§ **Written request**: Output the material below in its entirety, exactly as given.

§ **Records to process**:
▽

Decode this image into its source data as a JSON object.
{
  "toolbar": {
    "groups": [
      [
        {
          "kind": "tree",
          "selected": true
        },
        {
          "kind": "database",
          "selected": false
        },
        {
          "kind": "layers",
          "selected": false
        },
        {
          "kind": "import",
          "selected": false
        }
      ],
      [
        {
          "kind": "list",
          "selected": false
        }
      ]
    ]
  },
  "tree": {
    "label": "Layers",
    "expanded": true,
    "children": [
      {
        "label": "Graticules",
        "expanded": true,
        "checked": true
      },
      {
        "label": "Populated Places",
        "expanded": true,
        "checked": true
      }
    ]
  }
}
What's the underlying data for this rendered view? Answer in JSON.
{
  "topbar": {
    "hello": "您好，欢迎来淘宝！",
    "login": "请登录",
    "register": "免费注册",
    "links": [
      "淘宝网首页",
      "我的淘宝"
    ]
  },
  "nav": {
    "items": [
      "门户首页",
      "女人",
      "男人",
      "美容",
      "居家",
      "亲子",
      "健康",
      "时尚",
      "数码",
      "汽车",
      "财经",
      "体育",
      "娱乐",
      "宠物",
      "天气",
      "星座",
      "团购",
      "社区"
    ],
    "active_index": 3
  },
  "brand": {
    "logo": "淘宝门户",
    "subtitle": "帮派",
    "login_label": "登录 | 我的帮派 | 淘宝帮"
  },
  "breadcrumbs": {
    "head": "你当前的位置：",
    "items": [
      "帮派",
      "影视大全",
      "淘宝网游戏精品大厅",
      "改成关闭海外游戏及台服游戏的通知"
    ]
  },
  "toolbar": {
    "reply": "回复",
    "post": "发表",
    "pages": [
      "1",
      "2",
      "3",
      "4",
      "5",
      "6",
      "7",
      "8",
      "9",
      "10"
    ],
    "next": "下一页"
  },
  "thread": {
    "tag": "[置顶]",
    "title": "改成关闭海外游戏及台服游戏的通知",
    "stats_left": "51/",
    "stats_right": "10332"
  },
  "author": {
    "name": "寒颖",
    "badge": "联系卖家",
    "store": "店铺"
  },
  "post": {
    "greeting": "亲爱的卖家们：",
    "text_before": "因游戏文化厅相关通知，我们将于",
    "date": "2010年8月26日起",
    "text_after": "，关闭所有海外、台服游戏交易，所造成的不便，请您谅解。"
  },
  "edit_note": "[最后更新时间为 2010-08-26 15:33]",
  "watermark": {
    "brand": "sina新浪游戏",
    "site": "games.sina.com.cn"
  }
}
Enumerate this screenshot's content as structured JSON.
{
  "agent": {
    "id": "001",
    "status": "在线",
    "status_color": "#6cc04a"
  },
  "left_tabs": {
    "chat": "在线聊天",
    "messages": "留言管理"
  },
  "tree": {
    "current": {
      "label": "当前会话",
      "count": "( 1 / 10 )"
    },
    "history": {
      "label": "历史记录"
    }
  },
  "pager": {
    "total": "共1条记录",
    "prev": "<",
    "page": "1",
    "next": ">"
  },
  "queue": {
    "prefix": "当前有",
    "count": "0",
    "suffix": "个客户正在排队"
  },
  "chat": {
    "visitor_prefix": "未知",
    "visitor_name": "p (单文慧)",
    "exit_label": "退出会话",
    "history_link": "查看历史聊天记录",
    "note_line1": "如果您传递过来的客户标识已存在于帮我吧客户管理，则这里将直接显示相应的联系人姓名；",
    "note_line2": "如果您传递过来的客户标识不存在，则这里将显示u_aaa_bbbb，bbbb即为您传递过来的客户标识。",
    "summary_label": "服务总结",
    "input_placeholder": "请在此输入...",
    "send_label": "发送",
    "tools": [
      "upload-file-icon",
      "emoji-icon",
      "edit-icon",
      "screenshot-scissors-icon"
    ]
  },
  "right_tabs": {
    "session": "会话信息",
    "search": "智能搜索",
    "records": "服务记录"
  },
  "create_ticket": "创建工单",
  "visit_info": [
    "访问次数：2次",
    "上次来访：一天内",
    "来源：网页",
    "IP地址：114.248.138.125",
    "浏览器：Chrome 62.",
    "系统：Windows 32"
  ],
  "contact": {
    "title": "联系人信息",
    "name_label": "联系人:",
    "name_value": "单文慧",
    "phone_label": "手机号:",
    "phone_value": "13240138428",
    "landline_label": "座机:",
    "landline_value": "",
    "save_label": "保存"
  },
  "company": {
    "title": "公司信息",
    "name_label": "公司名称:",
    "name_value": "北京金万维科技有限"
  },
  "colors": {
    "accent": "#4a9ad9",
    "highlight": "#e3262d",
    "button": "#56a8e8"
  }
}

△

§ **Solution**:
Decode this image into its source data as a JSON object.
{
  "toolbar": {
    "groups": [
      [
        {
          "kind": "tree",
          "selected": true
        },
        {
          "kind": "database",
          "selected": false
        },
        {
          "kind": "layers",
          "selected": false
        },
        {
          "kind": "import",
          "selected": false
        }
      ],
      [
        {
          "kind": "list",
          "selected": false
        }
      ]
    ]
  },
  "tree": {
    "label": "Layers",
    "expanded": true,
    "children": [
      {
        "label": "Graticules",
        "expanded": true,
        "checked": true
      },
      {
        "label": "Populated Places",
        "expanded": true,
        "checked": true
      }
    ]
  }
}
What's the underlying data for this rendered view? Answer in JSON.
{
  "topbar": {
    "hello": "您好，欢迎来淘宝！",
    "login": "请登录",
    "register": "免费注册",
    "links": [
      "淘宝网首页",
      "我的淘宝"
    ]
  },
  "nav": {
    "items": [
      "门户首页",
      "女人",
      "男人",
      "美容",
      "居家",
      "亲子",
      "健康",
      "时尚",
      "数码",
      "汽车",
      "财经",
      "体育",
      "娱乐",
      "宠物",
      "天气",
      "星座",
      "团购",
      "社区"
    ],
    "active_index": 3
  },
  "brand": {
    "logo": "淘宝门户",
    "subtitle": "帮派",
    "login_label": "登录 | 我的帮派 | 淘宝帮"
  },
  "breadcrumbs": {
    "head": "你当前的位置：",
    "items": [
      "帮派",
      "影视大全",
      "淘宝网游戏精品大厅",
      "改成关闭海外游戏及台服游戏的通知"
    ]
  },
  "toolbar": {
    "reply": "回复",
    "post": "发表",
    "pages": [
      "1",
      "2",
      "3",
      "4",
      "5",
      "6",
      "7",
      "8",
      "9",
      "10"
    ],
    "next": "下一页"
  },
  "thread": {
    "tag": "[置顶]",
    "title": "改成关闭海外游戏及台服游戏的通知",
    "stats_left": "51/",
    "stats_right": "10332"
  },
  "author": {
    "name": "寒颖",
    "badge": "联系卖家",
    "store": "店铺"
  },
  "post": {
    "greeting": "亲爱的卖家们：",
    "text_before": "因游戏文化厅相关通知，我们将于",
    "date": "2010年8月26日起",
    "text_after": "，关闭所有海外、台服游戏交易，所造成的不便，请您谅解。"
  },
  "edit_note": "[最后更新时间为 2010-08-26 15:33]",
  "watermark": {
    "brand": "sina新浪游戏",
    "site": "games.sina.com.cn"
  }
}
Enumerate this screenshot's content as structured JSON.
{
  "agent": {
    "id": "001",
    "status": "在线",
    "status_color": "#6cc04a"
  },
  "left_tabs": {
    "chat": "在线聊天",
    "messages": "留言管理"
  },
  "tree": {
    "current": {
      "label": "当前会话",
      "count": "( 1 / 10 )"
    },
    "history": {
      "label": "历史记录"
    }
  },
  "pager": {
    "total": "共1条记录",
    "prev": "<",
    "page": "1",
    "next": ">"
  },
  "queue": {
    "prefix": "当前有",
    "count": "0",
    "suffix": "个客户正在排队"
  },
  "chat": {
    "visitor_prefix": "未知",
    "visitor_name": "p (单文慧)",
    "exit_label": "退出会话",
    "history_link": "查看历史聊天记录",
    "note_line1": "如果您传递过来的客户标识已存在于帮我吧客户管理，则这里将直接显示相应的联系人姓名；",
    "note_line2": "如果您传递过来的客户标识不存在，则这里将显示u_aaa_bbbb，bbbb即为您传递过来的客户标识。",
    "summary_label": "服务总结",
    "input_placeholder": "请在此输入...",
    "send_label": "发送",
    "tools": [
      "upload-file-icon",
      "emoji-icon",
      "edit-icon",
      "screenshot-scissors-icon"
    ]
  },
  "right_tabs": {
    "session": "会话信息",
    "search": "智能搜索",
    "records": "服务记录"
  },
  "create_ticket": "创建工单",
  "visit_info": [
    "访问次数：2次",
    "上次来访：一天内",
    "来源：网页",
    "IP地址：114.248.138.125",
    "浏览器：Chrome 62.",
    "系统：Windows 32"
  ],
  "contact": {
    "title": "联系人信息",
    "name_label": "联系人:",
    "name_value": "单文慧",
    "phone_label": "手机号:",
    "phone_value": "13240138428",
    "landline_label": "座机:",
    "landline_value": "",
    "save_label": "保存"
  },
  "company": {
    "title": "公司信息",
    "name_label": "公司名称:",
    "name_value": "北京金万维科技有限"
  },
  "colors": {
    "accent": "#4a9ad9",
    "highlight": "#e3262d",
    "button": "#56a8e8"
  }
}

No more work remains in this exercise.